Write out each line word for word. Drop pictures.

───── DATA LINES ─────

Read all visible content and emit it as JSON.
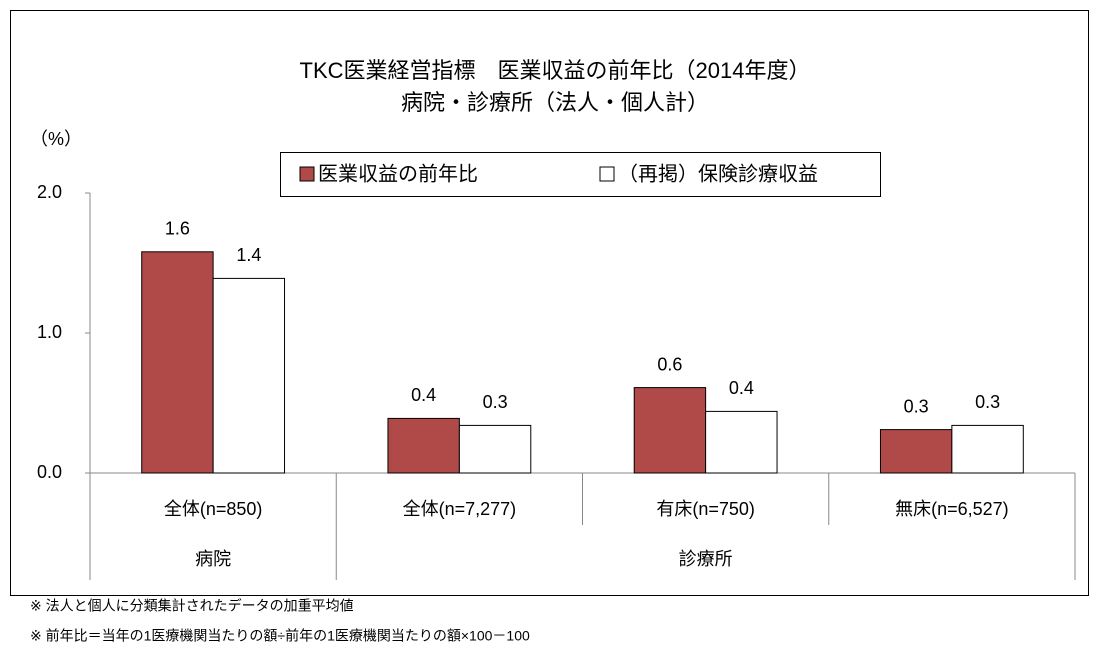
{
  "chart_data": {
    "type": "bar",
    "title": "TKC医業経営指標　医業収益の前年比（2014年度）",
    "subtitle": "病院・診療所（法人・個人計）",
    "y_label": "（%）",
    "groups": [
      {
        "name": "病院",
        "categories": [
          "全体(n=850)"
        ]
      },
      {
        "name": "診療所",
        "categories": [
          "全体(n=7,277)",
          "有床(n=750)",
          "無床(n=6,527)"
        ]
      }
    ],
    "series": [
      {
        "name": "医業収益の前年比",
        "color": "#b04a48",
        "values": [
          1.58,
          0.39,
          0.61,
          0.31
        ],
        "value_labels": [
          "1.6",
          "0.4",
          "0.6",
          "0.3"
        ]
      },
      {
        "name": "（再掲）保険診療収益",
        "color": "#ffffff",
        "values": [
          1.39,
          0.34,
          0.44,
          0.34
        ],
        "value_labels": [
          "1.4",
          "0.3",
          "0.4",
          "0.3"
        ]
      }
    ],
    "ylim": [
      0,
      2
    ],
    "yticks": [
      {
        "value": 0,
        "label": "0.0"
      },
      {
        "value": 1,
        "label": "1.0"
      },
      {
        "value": 2,
        "label": "2.0"
      }
    ],
    "notes": [
      "※ 法人と個人に分類集計されたデータの加重平均値",
      "※ 前年比＝当年の1医療機関当たりの額÷前年の1医療機関当たりの額×100－100"
    ]
  }
}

─────

◆ OUTPUT FOR THIS TASK
Read all visible content and emit it as JSON.
{
  "chart_data": {
    "type": "bar",
    "title": "TKC医業経営指標　医業収益の前年比（2014年度）",
    "subtitle": "病院・診療所（法人・個人計）",
    "y_label": "（%）",
    "groups": [
      {
        "name": "病院",
        "categories": [
          "全体(n=850)"
        ]
      },
      {
        "name": "診療所",
        "categories": [
          "全体(n=7,277)",
          "有床(n=750)",
          "無床(n=6,527)"
        ]
      }
    ],
    "series": [
      {
        "name": "医業収益の前年比",
        "color": "#b04a48",
        "values": [
          1.58,
          0.39,
          0.61,
          0.31
        ],
        "value_labels": [
          "1.6",
          "0.4",
          "0.6",
          "0.3"
        ]
      },
      {
        "name": "（再掲）保険診療収益",
        "color": "#ffffff",
        "values": [
          1.39,
          0.34,
          0.44,
          0.34
        ],
        "value_labels": [
          "1.4",
          "0.3",
          "0.4",
          "0.3"
        ]
      }
    ],
    "ylim": [
      0,
      2
    ],
    "yticks": [
      {
        "value": 0,
        "label": "0.0"
      },
      {
        "value": 1,
        "label": "1.0"
      },
      {
        "value": 2,
        "label": "2.0"
      }
    ],
    "notes": [
      "※ 法人と個人に分類集計されたデータの加重平均値",
      "※ 前年比＝当年の1医療機関当たりの額÷前年の1医療機関当たりの額×100－100"
    ]
  }
}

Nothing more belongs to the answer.